■ **Requirements**
Reproduce the following records exactly from the line containing "Type out the text in this image." onward, ending with the last line and including it.

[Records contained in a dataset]
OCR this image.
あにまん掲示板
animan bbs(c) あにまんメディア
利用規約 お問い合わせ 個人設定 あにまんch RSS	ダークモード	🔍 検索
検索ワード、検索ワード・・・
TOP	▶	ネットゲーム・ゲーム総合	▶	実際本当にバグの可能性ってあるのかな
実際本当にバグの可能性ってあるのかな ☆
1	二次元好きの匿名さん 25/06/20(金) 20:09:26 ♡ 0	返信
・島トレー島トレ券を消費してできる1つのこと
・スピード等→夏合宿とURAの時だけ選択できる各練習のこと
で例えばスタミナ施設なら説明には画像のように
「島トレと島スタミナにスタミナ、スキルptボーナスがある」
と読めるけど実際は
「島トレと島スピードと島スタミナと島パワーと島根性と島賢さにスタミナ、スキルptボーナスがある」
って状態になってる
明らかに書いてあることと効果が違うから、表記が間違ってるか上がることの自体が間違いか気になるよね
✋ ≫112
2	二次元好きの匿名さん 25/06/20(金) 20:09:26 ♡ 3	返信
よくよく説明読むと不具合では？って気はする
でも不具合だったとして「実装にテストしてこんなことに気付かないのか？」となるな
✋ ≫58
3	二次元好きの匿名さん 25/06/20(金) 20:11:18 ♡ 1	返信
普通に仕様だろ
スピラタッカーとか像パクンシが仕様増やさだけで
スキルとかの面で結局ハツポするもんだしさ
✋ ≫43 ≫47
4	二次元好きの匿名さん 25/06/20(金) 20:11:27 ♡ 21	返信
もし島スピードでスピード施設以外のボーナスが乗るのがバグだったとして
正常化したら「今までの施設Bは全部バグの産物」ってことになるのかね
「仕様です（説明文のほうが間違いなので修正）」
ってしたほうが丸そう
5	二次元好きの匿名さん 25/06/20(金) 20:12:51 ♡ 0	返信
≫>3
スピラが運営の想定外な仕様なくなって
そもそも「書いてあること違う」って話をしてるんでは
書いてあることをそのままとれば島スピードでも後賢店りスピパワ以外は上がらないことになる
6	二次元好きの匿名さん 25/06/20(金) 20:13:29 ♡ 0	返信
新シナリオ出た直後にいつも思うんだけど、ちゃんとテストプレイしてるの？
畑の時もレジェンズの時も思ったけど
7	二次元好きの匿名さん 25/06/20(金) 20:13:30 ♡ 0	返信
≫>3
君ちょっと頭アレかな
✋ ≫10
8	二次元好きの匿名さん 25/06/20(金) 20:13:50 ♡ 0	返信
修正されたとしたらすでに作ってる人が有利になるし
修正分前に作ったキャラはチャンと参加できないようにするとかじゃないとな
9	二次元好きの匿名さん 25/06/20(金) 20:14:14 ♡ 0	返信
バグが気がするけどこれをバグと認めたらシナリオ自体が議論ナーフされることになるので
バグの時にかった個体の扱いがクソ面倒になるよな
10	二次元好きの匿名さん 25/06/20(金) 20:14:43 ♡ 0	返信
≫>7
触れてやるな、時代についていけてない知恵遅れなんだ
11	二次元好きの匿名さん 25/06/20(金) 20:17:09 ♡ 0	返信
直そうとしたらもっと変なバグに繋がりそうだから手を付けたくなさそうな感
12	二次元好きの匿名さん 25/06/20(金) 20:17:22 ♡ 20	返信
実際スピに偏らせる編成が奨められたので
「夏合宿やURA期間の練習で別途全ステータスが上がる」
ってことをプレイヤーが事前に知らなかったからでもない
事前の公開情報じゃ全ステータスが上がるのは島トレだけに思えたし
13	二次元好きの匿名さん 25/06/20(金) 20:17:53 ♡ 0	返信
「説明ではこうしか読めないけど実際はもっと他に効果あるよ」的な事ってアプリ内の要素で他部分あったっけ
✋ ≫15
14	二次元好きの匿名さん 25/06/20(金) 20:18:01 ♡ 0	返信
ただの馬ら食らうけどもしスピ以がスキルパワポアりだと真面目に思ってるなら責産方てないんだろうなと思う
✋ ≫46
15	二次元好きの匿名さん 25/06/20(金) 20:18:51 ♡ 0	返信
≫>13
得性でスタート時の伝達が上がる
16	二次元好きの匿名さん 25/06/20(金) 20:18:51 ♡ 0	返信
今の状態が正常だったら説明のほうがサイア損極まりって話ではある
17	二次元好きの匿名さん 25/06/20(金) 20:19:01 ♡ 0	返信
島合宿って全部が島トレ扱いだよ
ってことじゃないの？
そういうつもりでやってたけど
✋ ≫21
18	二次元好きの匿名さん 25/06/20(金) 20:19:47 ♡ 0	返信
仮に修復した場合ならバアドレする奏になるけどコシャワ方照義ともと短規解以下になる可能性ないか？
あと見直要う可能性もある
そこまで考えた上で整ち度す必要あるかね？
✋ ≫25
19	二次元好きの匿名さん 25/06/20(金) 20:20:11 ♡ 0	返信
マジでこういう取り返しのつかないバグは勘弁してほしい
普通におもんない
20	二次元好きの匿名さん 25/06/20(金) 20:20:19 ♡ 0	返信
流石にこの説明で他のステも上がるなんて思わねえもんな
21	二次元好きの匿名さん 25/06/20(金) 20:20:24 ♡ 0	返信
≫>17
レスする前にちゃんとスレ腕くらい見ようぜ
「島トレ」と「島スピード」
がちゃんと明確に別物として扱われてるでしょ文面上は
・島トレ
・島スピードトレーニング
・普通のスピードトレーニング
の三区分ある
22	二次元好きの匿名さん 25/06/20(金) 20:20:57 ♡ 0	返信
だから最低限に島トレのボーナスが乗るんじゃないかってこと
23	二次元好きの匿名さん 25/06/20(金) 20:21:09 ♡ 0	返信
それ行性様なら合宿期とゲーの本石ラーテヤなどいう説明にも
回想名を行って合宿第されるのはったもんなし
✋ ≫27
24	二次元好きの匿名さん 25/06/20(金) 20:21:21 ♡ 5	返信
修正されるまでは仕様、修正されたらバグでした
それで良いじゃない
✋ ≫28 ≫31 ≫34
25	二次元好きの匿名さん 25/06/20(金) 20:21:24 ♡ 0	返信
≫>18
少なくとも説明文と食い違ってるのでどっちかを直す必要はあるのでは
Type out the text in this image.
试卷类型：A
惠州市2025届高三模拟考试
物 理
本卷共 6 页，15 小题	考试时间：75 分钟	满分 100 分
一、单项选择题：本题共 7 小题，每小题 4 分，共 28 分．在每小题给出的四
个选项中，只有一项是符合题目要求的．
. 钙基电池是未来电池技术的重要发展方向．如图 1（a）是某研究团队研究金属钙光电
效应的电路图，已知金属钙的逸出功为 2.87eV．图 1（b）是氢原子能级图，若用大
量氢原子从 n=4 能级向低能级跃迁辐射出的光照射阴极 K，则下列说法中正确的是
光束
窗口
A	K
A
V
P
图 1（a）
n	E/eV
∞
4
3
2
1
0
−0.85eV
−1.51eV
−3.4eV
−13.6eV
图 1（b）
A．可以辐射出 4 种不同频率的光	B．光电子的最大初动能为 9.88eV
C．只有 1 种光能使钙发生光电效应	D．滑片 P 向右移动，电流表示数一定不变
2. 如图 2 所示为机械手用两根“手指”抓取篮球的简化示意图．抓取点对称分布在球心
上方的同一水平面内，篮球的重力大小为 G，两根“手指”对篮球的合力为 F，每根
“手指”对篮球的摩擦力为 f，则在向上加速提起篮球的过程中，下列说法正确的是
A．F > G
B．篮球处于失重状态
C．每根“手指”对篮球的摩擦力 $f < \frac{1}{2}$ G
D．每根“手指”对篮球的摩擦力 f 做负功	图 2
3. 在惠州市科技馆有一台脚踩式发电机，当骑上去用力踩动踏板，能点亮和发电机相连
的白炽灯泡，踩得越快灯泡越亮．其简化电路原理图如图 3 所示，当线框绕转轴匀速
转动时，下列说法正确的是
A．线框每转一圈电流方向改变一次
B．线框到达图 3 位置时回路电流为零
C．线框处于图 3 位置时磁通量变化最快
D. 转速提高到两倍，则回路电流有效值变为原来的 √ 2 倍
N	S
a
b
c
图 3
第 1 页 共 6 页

■ **Complete output**
Type out the text in this image.
试卷类型：A
惠州市2025届高三模拟考试
物 理
本卷共 6 页，15 小题	考试时间：75 分钟	满分 100 分
一、单项选择题：本题共 7 小题，每小题 4 分，共 28 分．在每小题给出的四
个选项中，只有一项是符合题目要求的．
. 钙基电池是未来电池技术的重要发展方向．如图 1（a）是某研究团队研究金属钙光电
效应的电路图，已知金属钙的逸出功为 2.87eV．图 1（b）是氢原子能级图，若用大
量氢原子从 n=4 能级向低能级跃迁辐射出的光照射阴极 K，则下列说法中正确的是
光束
窗口
A	K
A
V
P
图 1（a）
n	E/eV
∞
4
3
2
1
0
−0.85eV
−1.51eV
−3.4eV
−13.6eV
图 1（b）
A．可以辐射出 4 种不同频率的光	B．光电子的最大初动能为 9.88eV
C．只有 1 种光能使钙发生光电效应	D．滑片 P 向右移动，电流表示数一定不变
2. 如图 2 所示为机械手用两根“手指”抓取篮球的简化示意图．抓取点对称分布在球心
上方的同一水平面内，篮球的重力大小为 G，两根“手指”对篮球的合力为 F，每根
“手指”对篮球的摩擦力为 f，则在向上加速提起篮球的过程中，下列说法正确的是
A．F > G
B．篮球处于失重状态
C．每根“手指”对篮球的摩擦力 $f < \frac{1}{2}$ G
D．每根“手指”对篮球的摩擦力 f 做负功	图 2
3. 在惠州市科技馆有一台脚踩式发电机，当骑上去用力踩动踏板，能点亮和发电机相连
的白炽灯泡，踩得越快灯泡越亮．其简化电路原理图如图 3 所示，当线框绕转轴匀速
转动时，下列说法正确的是
A．线框每转一圈电流方向改变一次
B．线框到达图 3 位置时回路电流为零
C．线框处于图 3 位置时磁通量变化最快
D. 转速提高到两倍，则回路电流有效值变为原来的 √ 2 倍
N	S
a
b
c
图 3
第 1 页 共 6 页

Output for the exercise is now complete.